* The request
Lines that hold the string "PLANTA" are to be counted; give only their number.

* Dataset entries

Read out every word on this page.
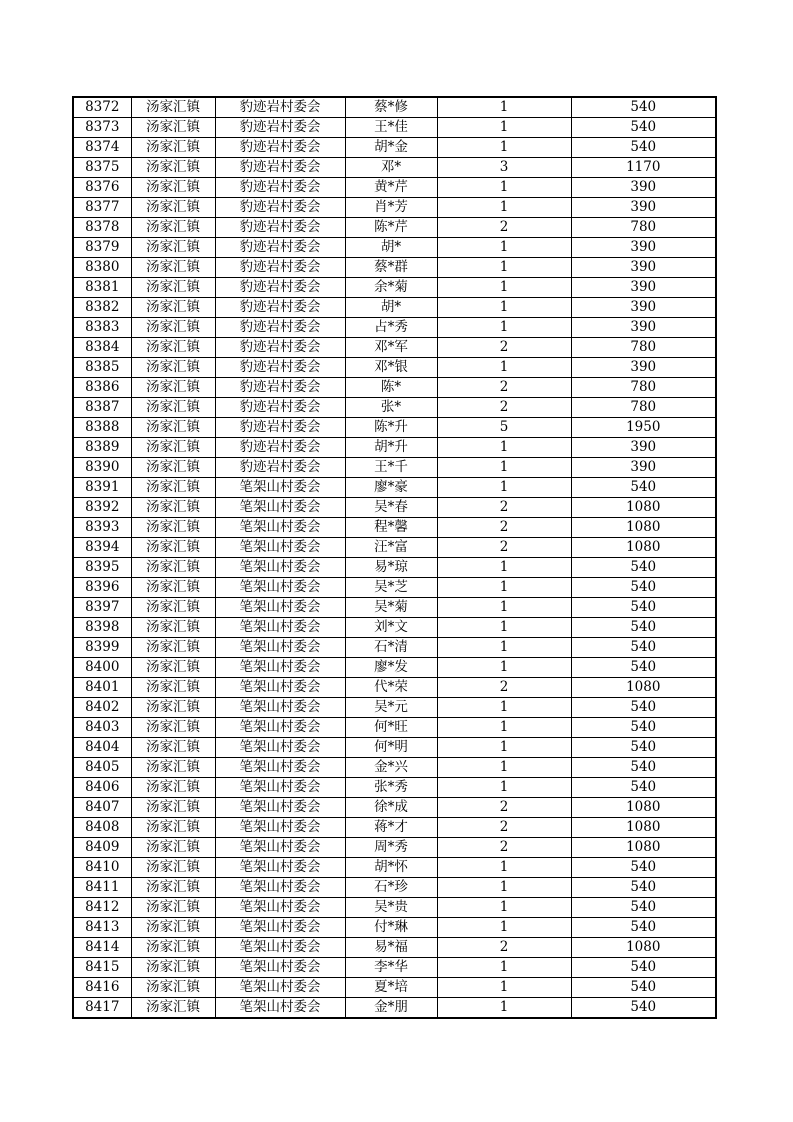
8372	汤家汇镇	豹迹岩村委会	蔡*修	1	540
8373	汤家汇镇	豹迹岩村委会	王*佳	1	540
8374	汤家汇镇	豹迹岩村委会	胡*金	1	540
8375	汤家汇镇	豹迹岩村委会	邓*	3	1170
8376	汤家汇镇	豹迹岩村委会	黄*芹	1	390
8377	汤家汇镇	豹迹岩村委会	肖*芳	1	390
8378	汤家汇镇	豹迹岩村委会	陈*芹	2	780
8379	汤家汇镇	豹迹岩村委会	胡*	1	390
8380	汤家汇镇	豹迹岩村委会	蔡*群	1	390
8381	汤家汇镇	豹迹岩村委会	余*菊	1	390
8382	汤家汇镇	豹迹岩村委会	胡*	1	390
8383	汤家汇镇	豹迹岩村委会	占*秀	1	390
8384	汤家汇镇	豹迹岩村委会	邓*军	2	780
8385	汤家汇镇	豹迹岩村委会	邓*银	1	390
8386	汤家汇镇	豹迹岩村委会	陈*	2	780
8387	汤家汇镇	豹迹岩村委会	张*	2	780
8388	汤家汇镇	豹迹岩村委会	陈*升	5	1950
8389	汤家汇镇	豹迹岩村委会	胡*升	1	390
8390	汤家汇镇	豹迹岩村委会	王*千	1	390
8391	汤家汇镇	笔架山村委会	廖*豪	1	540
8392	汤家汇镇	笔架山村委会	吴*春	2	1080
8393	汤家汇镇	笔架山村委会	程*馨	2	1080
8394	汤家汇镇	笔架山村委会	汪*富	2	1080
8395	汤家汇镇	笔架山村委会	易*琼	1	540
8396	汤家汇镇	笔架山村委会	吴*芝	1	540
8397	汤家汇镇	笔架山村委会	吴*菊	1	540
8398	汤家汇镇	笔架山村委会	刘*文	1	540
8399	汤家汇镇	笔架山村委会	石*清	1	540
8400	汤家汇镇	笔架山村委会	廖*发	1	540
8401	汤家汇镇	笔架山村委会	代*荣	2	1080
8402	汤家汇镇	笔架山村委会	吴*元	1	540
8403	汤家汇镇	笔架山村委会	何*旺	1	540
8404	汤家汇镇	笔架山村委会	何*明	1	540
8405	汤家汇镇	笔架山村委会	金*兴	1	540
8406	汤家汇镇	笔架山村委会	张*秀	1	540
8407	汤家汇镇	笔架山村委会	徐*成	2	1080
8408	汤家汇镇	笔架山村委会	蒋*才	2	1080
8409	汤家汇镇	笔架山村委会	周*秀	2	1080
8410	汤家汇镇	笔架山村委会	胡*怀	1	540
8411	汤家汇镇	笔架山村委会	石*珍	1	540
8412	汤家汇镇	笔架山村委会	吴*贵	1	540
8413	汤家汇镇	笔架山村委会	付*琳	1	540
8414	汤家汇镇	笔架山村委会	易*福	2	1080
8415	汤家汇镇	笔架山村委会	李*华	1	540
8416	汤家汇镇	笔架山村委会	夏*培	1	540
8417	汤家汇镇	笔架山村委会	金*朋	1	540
---
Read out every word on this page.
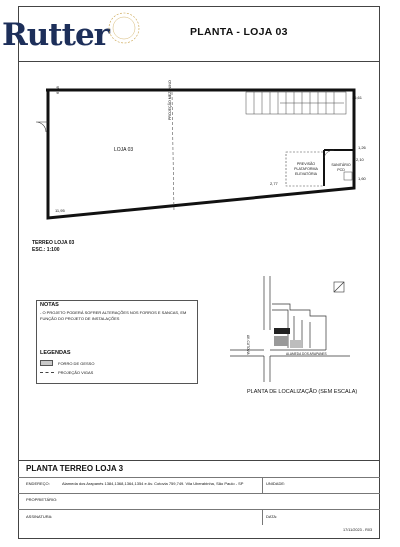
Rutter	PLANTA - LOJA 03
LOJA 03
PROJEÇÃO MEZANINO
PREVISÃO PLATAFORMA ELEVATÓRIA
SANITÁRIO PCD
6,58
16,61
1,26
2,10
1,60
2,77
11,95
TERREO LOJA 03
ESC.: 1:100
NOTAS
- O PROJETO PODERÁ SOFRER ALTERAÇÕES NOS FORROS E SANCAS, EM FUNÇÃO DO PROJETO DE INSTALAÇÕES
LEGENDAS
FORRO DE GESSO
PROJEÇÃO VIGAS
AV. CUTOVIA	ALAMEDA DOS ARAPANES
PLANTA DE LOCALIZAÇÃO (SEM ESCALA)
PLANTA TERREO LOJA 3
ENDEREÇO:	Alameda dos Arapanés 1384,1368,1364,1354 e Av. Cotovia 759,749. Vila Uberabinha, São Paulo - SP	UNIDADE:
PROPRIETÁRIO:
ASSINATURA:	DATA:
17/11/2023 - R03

* Answer below
3